::: Data listing

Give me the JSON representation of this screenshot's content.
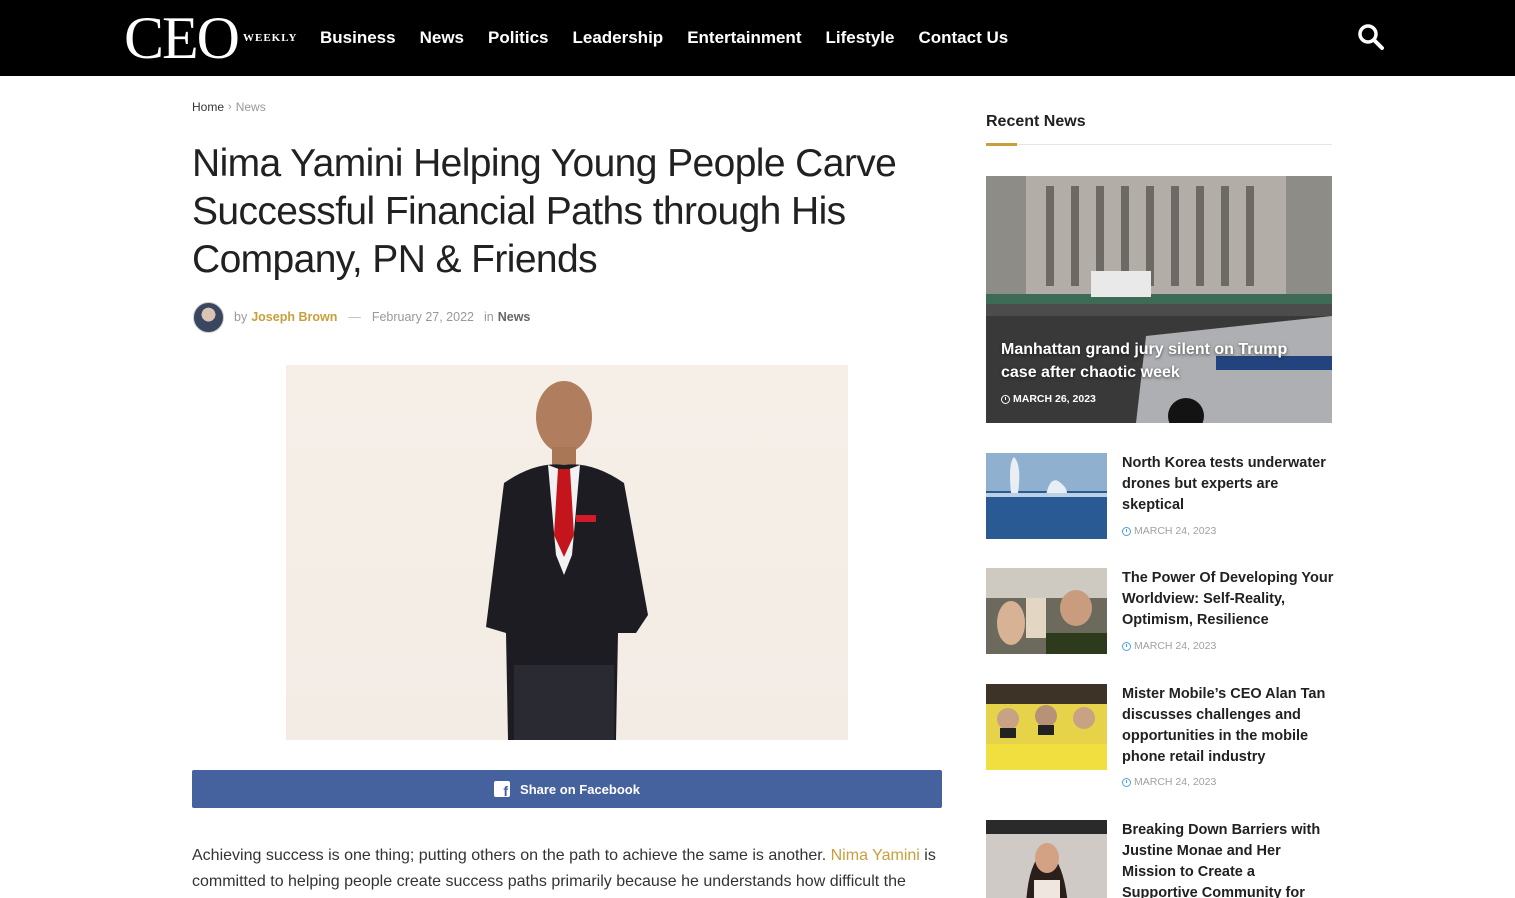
{
  "header": {
    "logo_main": "CEO",
    "logo_sub": "WEEKLY",
    "nav": [
      "Business",
      "News",
      "Politics",
      "Leadership",
      "Entertainment",
      "Lifestyle",
      "Contact Us"
    ],
    "search_icon": "search-icon"
  },
  "breadcrumb": {
    "home": "Home",
    "current": "News"
  },
  "article": {
    "title": "Nima Yamini Helping Young People Carve Successful Financial Paths through His Company, PN & Friends",
    "by_label": "by",
    "author": "Joseph Brown",
    "dash": "—",
    "date": "February 27, 2022",
    "in_label": "in",
    "category": "News",
    "share_label": "Share on Facebook",
    "body_before": "Achieving success is one thing; putting others on the path to achieve the same is another. ",
    "body_link": "Nima Yamini",
    "body_after": " is committed to helping people create success paths primarily because he understands how difficult the"
  },
  "sidebar": {
    "heading": "Recent News",
    "featured": {
      "title": "Manhattan grand jury silent on Trump case after chaotic week",
      "date": "MARCH 26, 2023"
    },
    "items": [
      {
        "title": "North Korea tests underwater drones but experts are skeptical",
        "date": "MARCH 24, 2023"
      },
      {
        "title": "The Power Of Developing Your Worldview: Self-Reality, Optimism, Resilience",
        "date": "MARCH 24, 2023"
      },
      {
        "title": "Mister Mobile’s CEO Alan Tan discusses challenges and opportunities in the mobile phone retail industry",
        "date": "MARCH 24, 2023"
      },
      {
        "title": "Breaking Down Barriers with Justine Monae and Her Mission to Create a Supportive Community for Women",
        "date": ""
      }
    ]
  },
  "colors": {
    "accent": "#c8a03b",
    "facebook": "#45629f",
    "date_icon": "#4aa1df"
  }
}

::::::

Task details
Repeat the records word for word. Any picture in them should be left out.

Complete answer
Give me the JSON representation of this screenshot's content.
{
  "header": {
    "logo_main": "CEO",
    "logo_sub": "WEEKLY",
    "nav": [
      "Business",
      "News",
      "Politics",
      "Leadership",
      "Entertainment",
      "Lifestyle",
      "Contact Us"
    ],
    "search_icon": "search-icon"
  },
  "breadcrumb": {
    "home": "Home",
    "current": "News"
  },
  "article": {
    "title": "Nima Yamini Helping Young People Carve Successful Financial Paths through His Company, PN & Friends",
    "by_label": "by",
    "author": "Joseph Brown",
    "dash": "—",
    "date": "February 27, 2022",
    "in_label": "in",
    "category": "News",
    "share_label": "Share on Facebook",
    "body_before": "Achieving success is one thing; putting others on the path to achieve the same is another. ",
    "body_link": "Nima Yamini",
    "body_after": " is committed to helping people create success paths primarily because he understands how difficult the"
  },
  "sidebar": {
    "heading": "Recent News",
    "featured": {
      "title": "Manhattan grand jury silent on Trump case after chaotic week",
      "date": "MARCH 26, 2023"
    },
    "items": [
      {
        "title": "North Korea tests underwater drones but experts are skeptical",
        "date": "MARCH 24, 2023"
      },
      {
        "title": "The Power Of Developing Your Worldview: Self-Reality, Optimism, Resilience",
        "date": "MARCH 24, 2023"
      },
      {
        "title": "Mister Mobile’s CEO Alan Tan discusses challenges and opportunities in the mobile phone retail industry",
        "date": "MARCH 24, 2023"
      },
      {
        "title": "Breaking Down Barriers with Justine Monae and Her Mission to Create a Supportive Community for Women",
        "date": ""
      }
    ]
  },
  "colors": {
    "accent": "#c8a03b",
    "facebook": "#45629f",
    "date_icon": "#4aa1df"
  }
}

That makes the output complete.